What you need to do: Reproduce every line of the material below word for word, leaving out the pictures.

────────

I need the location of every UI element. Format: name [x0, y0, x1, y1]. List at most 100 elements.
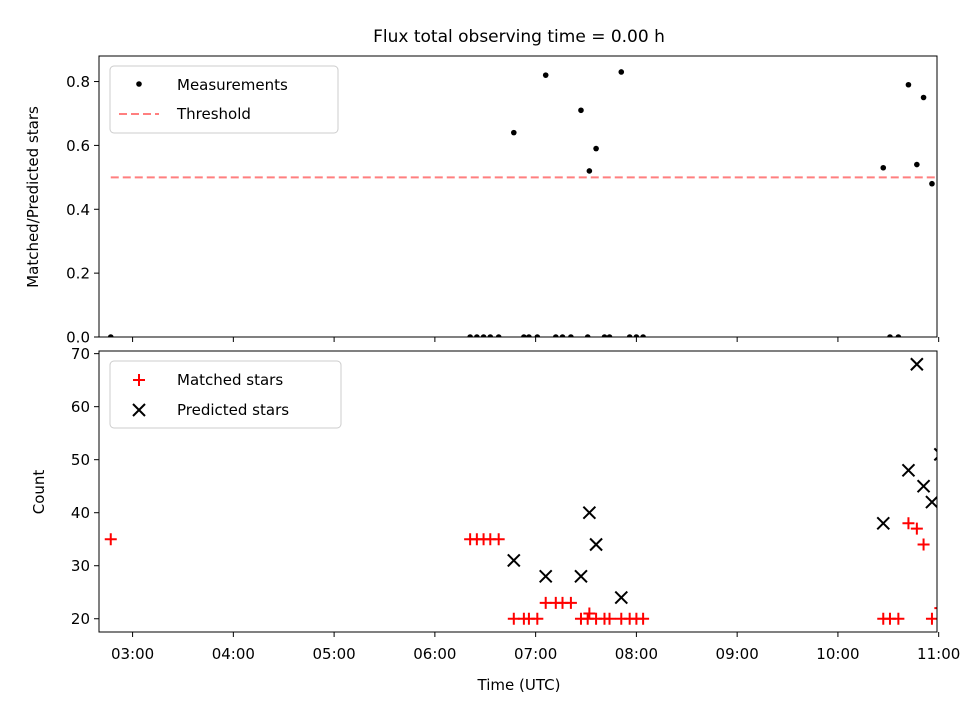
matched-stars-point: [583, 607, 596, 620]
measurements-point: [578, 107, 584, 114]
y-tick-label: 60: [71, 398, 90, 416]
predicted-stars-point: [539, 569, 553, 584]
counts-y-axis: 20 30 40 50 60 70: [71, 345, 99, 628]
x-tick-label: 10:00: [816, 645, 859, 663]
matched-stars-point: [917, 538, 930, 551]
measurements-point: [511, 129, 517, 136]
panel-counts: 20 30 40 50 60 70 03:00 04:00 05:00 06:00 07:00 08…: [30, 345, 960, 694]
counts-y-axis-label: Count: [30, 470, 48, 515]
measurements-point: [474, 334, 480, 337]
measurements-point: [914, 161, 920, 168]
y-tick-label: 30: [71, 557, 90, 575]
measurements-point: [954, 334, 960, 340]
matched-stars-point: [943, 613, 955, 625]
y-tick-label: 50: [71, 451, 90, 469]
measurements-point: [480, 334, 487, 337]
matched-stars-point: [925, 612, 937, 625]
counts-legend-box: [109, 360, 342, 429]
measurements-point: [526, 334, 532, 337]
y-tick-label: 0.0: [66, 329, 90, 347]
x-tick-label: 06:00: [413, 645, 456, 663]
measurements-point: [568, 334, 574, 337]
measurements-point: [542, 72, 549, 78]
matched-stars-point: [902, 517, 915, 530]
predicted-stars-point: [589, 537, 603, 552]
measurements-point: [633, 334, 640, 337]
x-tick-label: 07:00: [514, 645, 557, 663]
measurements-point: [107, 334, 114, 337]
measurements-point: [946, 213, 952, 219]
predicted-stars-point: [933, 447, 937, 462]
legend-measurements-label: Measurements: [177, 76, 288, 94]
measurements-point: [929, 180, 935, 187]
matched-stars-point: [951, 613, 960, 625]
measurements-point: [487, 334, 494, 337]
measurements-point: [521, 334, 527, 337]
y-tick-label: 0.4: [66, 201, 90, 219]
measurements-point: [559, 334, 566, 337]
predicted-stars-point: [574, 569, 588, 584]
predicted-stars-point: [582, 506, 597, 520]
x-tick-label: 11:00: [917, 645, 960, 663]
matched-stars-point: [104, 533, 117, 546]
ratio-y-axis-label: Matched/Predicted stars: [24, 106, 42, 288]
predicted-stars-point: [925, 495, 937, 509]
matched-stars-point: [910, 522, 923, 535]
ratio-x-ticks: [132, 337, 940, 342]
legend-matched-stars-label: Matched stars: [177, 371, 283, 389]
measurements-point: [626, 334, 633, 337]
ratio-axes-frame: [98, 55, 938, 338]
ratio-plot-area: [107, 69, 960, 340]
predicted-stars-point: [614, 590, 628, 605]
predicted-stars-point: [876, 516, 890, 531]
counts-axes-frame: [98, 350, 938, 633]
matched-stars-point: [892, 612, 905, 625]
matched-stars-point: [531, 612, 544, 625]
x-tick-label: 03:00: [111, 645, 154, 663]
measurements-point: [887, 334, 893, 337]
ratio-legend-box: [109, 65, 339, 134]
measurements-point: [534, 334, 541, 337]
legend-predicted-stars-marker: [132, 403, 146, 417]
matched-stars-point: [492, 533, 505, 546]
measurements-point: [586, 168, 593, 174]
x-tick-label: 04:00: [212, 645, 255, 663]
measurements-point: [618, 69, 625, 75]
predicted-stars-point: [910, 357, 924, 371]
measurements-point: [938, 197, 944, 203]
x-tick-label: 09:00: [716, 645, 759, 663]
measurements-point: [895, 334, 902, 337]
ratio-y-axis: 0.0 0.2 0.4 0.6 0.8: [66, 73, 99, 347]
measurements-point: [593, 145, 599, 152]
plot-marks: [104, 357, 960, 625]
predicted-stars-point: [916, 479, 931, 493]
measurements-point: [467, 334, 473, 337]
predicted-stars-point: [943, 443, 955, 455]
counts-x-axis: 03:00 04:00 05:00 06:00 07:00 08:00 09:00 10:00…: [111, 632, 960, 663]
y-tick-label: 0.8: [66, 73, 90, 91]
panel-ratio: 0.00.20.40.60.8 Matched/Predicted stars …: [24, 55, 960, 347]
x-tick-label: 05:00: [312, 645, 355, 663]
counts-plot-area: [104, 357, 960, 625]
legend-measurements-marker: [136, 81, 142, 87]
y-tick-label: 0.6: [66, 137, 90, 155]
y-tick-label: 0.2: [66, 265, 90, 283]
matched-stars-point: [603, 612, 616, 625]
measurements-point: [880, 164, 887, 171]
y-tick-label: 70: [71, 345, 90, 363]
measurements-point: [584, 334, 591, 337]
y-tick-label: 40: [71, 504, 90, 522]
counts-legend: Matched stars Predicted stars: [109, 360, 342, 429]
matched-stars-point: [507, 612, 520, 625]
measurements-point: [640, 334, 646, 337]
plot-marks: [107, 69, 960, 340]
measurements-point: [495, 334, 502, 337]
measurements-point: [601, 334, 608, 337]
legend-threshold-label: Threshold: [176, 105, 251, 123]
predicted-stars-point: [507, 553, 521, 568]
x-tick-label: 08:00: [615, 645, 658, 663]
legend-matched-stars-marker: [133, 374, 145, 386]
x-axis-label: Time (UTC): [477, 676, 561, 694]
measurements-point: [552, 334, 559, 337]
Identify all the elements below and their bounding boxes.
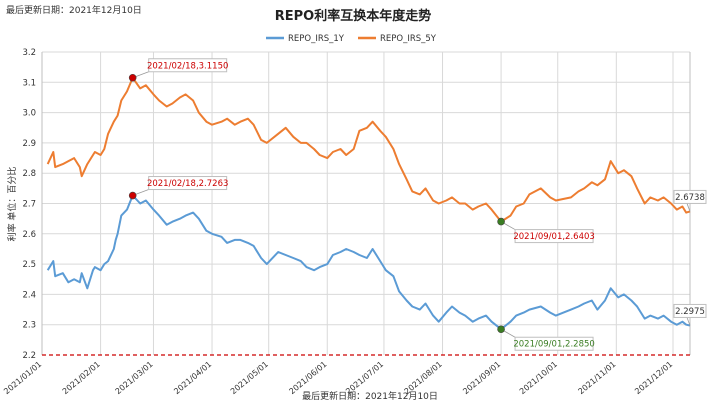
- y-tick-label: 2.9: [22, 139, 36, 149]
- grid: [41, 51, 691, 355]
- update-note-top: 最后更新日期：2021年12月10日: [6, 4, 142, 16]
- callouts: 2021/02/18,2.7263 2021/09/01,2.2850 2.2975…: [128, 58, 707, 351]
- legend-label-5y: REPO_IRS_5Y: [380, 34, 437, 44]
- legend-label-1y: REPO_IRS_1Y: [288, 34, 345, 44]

────────

The solution:
I need the location of every UI element. Format: name [x0, y0, x1, y1]. List at most 100 elements.
matched-stars-point: [583, 607, 596, 620]
measurements-point: [578, 107, 584, 114]
y-tick-label: 60: [71, 398, 90, 416]
predicted-stars-point: [539, 569, 553, 584]
counts-y-axis: 20 30 40 50 60 70: [71, 345, 99, 628]
x-tick-label: 10:00: [816, 645, 859, 663]
matched-stars-point: [917, 538, 930, 551]
measurements-point: [511, 129, 517, 136]
panel-counts: 20 30 40 50 60 70 03:00 04:00 05:00 06:00 07:00 08…: [30, 345, 960, 694]
counts-y-axis-label: Count: [30, 470, 48, 515]
measurements-point: [474, 334, 480, 337]
measurements-point: [914, 161, 920, 168]
y-tick-label: 30: [71, 557, 90, 575]
measurements-point: [954, 334, 960, 340]
matched-stars-point: [943, 613, 955, 625]
y-tick-label: 50: [71, 451, 90, 469]
measurements-point: [480, 334, 487, 337]
matched-stars-point: [925, 612, 937, 625]
counts-legend-box: [109, 360, 342, 429]
measurements-point: [526, 334, 532, 337]
y-tick-label: 0.0: [66, 329, 90, 347]
x-tick-label: 06:00: [413, 645, 456, 663]
measurements-point: [568, 334, 574, 337]
measurements-point: [542, 72, 549, 78]
matched-stars-point: [902, 517, 915, 530]
predicted-stars-point: [589, 537, 603, 552]
measurements-point: [633, 334, 640, 337]
x-tick-label: 07:00: [514, 645, 557, 663]
measurements-point: [107, 334, 114, 337]
measurements-point: [946, 213, 952, 219]
predicted-stars-point: [933, 447, 937, 462]
legend-measurements-label: Measurements: [177, 76, 288, 94]
measurements-point: [929, 180, 935, 187]
matched-stars-point: [951, 613, 960, 625]
measurements-point: [487, 334, 494, 337]
measurements-point: [521, 334, 527, 337]
y-tick-label: 0.4: [66, 201, 90, 219]
measurements-point: [559, 334, 566, 337]
predicted-stars-point: [574, 569, 588, 584]
predicted-stars-point: [582, 506, 597, 520]
x-tick-label: 11:00: [917, 645, 960, 663]
matched-stars-point: [104, 533, 117, 546]
ratio-y-axis-label: Matched/Predicted stars: [24, 106, 42, 288]
predicted-stars-point: [925, 495, 937, 509]
matched-stars-point: [910, 522, 923, 535]
ratio-x-ticks: [132, 337, 940, 342]
legend-matched-stars-label: Matched stars: [177, 371, 283, 389]
measurements-point: [626, 334, 633, 337]
ratio-axes-frame: [98, 55, 938, 338]
ratio-plot-area: [107, 69, 960, 340]
predicted-stars-point: [614, 590, 628, 605]
predicted-stars-point: [876, 516, 890, 531]
counts-axes-frame: [98, 350, 938, 633]
matched-stars-point: [892, 612, 905, 625]
matched-stars-point: [531, 612, 544, 625]
x-tick-label: 03:00: [111, 645, 154, 663]
measurements-point: [887, 334, 893, 337]
ratio-legend-box: [109, 65, 339, 134]
measurements-point: [534, 334, 541, 337]
legend-predicted-stars-marker: [132, 403, 146, 417]
matched-stars-point: [492, 533, 505, 546]
measurements-point: [586, 168, 593, 174]
x-tick-label: 04:00: [212, 645, 255, 663]
measurements-point: [618, 69, 625, 75]
predicted-stars-point: [910, 357, 924, 371]
measurements-point: [938, 197, 944, 203]
x-tick-label: 09:00: [716, 645, 759, 663]
measurements-point: [895, 334, 902, 337]
ratio-y-axis: 0.0 0.2 0.4 0.6 0.8: [66, 73, 99, 347]
measurements-point: [593, 145, 599, 152]
plot-marks: [104, 357, 960, 625]
predicted-stars-point: [916, 479, 931, 493]
measurements-point: [467, 334, 473, 337]
predicted-stars-point: [943, 443, 955, 455]
counts-x-axis: 03:00 04:00 05:00 06:00 07:00 08:00 09:00 10:00…: [111, 632, 960, 663]
y-tick-label: 0.8: [66, 73, 90, 91]
panel-ratio: 0.00.20.40.60.8 Matched/Predicted stars …: [24, 55, 960, 347]
x-tick-label: 05:00: [312, 645, 355, 663]
counts-plot-area: [104, 357, 960, 625]
legend-measurements-marker: [136, 81, 142, 87]
y-tick-label: 0.6: [66, 137, 90, 155]
y-tick-label: 0.2: [66, 265, 90, 283]
matched-stars-point: [603, 612, 616, 625]
measurements-point: [880, 164, 887, 171]
y-tick-label: 70: [71, 345, 90, 363]
measurements-point: [584, 334, 591, 337]
y-tick-label: 40: [71, 504, 90, 522]
counts-legend: Matched stars Predicted stars: [109, 360, 342, 429]
matched-stars-point: [507, 612, 520, 625]
measurements-point: [640, 334, 646, 337]
plot-marks: [107, 69, 960, 340]
measurements-point: [495, 334, 502, 337]
measurements-point: [601, 334, 608, 337]
legend-threshold-label: Threshold: [176, 105, 251, 123]
predicted-stars-point: [507, 553, 521, 568]
x-tick-label: 08:00: [615, 645, 658, 663]
legend-matched-stars-marker: [133, 374, 145, 386]
x-axis-label: Time (UTC): [477, 676, 561, 694]
measurements-point: [552, 334, 559, 337]
Identify all the elements below and their bounding boxes.
- y-tick-label: 2.9: [22, 139, 36, 149]
- grid: [41, 51, 691, 355]
- update-note-top: 最后更新日期：2021年12月10日: [6, 4, 142, 16]
- callouts: 2021/02/18,2.7263 2021/09/01,2.2850 2.2975…: [128, 58, 707, 351]
- legend-label-5y: REPO_IRS_5Y: [380, 34, 437, 44]
- legend-label-1y: REPO_IRS_1Y: [288, 34, 345, 44]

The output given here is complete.